> **DIRECTIONS**: Copy every line that contains the string "this" from the entries below.

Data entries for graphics
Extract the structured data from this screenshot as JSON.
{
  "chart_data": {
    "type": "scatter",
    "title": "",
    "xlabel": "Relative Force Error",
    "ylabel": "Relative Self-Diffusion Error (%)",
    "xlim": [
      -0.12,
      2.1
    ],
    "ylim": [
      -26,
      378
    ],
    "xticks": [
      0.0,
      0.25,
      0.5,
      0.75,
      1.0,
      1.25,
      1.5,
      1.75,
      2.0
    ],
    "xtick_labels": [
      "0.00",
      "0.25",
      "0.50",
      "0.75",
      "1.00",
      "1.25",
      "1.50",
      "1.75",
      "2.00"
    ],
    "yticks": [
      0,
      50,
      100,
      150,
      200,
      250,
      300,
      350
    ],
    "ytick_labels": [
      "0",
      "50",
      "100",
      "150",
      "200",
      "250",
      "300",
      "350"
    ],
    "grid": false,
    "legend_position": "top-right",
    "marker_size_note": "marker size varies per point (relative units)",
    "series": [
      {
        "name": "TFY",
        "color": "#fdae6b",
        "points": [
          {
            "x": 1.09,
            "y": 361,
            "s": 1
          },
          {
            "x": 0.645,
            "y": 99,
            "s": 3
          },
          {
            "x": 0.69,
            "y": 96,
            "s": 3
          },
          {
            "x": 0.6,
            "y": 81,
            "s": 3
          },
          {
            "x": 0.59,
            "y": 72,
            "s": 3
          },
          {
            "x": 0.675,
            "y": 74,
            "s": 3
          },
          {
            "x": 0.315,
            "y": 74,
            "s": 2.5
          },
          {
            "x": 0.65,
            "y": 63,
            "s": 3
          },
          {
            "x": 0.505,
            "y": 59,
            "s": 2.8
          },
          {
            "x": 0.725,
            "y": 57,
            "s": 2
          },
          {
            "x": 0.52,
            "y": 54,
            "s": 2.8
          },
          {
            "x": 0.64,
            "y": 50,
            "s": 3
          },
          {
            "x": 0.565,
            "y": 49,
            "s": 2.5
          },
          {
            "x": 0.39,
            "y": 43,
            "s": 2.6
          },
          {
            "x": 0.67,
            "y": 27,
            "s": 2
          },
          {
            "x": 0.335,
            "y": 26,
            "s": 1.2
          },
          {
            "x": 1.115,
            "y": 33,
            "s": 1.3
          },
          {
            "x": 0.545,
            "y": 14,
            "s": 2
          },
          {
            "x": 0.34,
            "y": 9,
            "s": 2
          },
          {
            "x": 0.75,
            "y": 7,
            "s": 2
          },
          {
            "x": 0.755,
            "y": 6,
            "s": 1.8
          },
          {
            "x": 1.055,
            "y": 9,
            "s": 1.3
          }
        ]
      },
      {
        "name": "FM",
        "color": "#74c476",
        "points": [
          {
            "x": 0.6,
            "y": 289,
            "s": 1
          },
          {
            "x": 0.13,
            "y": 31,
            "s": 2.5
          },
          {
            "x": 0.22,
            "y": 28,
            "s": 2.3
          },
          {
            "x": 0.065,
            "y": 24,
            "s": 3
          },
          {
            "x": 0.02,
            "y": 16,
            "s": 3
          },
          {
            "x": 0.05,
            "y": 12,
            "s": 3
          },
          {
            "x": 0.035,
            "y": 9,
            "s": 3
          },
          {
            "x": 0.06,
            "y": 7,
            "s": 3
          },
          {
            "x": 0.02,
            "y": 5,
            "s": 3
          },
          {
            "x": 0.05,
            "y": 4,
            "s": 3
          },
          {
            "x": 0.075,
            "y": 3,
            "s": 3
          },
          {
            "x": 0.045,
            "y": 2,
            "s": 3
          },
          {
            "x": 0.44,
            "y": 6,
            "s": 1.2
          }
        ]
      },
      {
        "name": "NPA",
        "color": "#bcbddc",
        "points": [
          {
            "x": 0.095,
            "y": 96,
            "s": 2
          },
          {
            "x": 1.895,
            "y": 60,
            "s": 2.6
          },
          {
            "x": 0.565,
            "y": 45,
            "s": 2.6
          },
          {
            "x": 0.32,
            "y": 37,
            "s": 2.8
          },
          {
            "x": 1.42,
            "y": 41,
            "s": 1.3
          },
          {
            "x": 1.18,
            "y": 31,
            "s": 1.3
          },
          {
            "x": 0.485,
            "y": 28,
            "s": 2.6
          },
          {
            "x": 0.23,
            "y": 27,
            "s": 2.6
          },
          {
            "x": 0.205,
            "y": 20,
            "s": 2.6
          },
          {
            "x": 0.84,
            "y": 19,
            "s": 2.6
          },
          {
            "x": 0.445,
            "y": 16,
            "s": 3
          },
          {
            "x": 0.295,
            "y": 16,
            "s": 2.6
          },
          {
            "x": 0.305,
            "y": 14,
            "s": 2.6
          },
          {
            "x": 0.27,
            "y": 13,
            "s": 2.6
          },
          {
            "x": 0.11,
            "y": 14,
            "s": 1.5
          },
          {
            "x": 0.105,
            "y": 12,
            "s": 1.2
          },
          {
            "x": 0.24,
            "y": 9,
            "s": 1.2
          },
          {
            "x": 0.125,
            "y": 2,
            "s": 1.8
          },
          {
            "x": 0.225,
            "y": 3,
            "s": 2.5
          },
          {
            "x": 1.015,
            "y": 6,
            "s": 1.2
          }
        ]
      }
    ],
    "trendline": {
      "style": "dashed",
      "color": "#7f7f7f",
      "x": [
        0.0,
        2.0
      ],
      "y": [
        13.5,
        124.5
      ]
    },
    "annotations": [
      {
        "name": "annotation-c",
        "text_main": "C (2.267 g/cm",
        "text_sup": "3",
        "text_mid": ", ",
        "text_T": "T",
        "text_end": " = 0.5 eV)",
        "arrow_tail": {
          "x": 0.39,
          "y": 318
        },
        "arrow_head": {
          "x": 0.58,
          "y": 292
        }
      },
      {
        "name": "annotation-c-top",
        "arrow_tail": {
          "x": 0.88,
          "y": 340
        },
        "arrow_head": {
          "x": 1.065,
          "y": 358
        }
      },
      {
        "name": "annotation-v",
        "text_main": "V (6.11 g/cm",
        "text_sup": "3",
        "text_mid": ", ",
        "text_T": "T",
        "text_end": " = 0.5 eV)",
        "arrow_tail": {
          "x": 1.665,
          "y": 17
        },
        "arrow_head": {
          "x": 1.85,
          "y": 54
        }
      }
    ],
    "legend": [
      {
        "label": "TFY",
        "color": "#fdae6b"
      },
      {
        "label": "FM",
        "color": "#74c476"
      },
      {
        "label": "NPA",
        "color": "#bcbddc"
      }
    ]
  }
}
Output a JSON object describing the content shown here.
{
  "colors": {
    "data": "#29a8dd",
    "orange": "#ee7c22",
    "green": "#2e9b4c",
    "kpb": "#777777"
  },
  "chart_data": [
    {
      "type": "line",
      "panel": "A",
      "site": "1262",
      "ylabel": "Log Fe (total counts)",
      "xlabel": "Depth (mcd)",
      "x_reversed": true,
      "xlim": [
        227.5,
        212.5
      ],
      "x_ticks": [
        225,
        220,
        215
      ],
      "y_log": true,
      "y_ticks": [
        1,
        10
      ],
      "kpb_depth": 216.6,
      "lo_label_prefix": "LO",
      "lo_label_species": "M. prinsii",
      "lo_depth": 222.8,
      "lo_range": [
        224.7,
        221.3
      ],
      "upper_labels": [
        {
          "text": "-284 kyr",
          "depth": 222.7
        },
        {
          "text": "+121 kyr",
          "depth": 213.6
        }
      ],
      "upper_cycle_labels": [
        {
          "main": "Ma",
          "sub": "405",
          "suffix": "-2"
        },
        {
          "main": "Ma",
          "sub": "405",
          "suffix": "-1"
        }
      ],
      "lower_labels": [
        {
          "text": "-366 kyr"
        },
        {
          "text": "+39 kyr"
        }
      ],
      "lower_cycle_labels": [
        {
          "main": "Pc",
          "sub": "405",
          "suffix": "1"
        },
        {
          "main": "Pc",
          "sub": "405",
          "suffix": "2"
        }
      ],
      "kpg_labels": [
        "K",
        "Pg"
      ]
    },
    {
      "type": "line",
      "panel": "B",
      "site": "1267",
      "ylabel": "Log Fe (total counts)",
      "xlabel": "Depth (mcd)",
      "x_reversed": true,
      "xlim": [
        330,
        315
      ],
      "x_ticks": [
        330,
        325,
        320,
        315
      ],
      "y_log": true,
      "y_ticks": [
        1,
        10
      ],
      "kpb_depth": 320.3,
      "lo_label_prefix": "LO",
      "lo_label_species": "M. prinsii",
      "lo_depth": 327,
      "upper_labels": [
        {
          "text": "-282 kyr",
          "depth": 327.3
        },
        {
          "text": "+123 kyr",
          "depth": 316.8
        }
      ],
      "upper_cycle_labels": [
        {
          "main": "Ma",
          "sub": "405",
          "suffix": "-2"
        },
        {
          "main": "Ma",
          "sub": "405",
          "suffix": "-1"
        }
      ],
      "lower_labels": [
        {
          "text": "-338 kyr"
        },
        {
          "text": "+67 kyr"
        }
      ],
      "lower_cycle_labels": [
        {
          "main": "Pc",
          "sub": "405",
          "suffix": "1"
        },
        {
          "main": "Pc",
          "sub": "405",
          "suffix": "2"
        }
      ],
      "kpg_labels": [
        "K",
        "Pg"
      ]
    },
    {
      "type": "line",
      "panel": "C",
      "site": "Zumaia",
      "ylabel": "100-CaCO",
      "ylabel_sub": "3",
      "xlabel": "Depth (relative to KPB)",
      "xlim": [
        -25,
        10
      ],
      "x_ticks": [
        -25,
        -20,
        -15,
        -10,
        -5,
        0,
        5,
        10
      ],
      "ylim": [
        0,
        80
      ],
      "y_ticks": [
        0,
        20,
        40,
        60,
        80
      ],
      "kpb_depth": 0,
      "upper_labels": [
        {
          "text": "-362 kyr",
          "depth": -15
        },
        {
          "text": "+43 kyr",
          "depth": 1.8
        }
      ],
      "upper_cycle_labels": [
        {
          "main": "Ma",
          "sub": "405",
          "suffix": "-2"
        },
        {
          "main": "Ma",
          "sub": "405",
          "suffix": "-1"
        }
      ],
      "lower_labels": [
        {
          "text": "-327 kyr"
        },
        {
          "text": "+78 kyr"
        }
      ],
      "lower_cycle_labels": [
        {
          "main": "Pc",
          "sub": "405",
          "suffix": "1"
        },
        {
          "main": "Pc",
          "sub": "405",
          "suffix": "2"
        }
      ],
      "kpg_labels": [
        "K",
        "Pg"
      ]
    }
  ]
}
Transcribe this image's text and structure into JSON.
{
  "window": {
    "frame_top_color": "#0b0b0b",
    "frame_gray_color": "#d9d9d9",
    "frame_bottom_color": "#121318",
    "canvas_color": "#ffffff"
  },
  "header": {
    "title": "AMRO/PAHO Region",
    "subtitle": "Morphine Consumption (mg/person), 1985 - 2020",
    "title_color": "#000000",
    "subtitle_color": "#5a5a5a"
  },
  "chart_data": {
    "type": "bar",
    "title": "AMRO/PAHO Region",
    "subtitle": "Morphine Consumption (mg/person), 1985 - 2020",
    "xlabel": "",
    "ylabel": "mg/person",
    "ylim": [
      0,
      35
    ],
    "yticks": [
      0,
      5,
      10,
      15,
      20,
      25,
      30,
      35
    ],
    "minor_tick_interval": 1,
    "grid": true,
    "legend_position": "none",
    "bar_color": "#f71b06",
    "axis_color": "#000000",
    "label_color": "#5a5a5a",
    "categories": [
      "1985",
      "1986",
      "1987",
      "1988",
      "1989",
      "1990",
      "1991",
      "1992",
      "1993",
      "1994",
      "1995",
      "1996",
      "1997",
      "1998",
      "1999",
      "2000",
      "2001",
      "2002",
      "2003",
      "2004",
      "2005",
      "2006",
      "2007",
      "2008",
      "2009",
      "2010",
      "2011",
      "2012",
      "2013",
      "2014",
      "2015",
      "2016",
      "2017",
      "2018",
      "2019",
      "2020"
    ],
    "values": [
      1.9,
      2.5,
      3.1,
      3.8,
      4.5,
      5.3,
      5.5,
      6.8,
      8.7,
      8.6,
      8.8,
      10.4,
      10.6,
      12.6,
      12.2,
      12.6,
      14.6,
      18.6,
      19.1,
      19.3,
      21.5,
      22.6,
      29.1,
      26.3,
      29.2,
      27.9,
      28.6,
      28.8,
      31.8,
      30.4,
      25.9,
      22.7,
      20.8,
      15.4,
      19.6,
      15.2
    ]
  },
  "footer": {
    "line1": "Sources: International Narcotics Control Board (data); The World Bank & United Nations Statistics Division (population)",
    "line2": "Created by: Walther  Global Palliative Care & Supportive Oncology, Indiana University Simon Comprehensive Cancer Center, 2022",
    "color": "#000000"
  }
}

> **TASK SOLUTION**:
Extract the structured data from this screenshot as JSON.
Transcribe this image's text and structure into JSON.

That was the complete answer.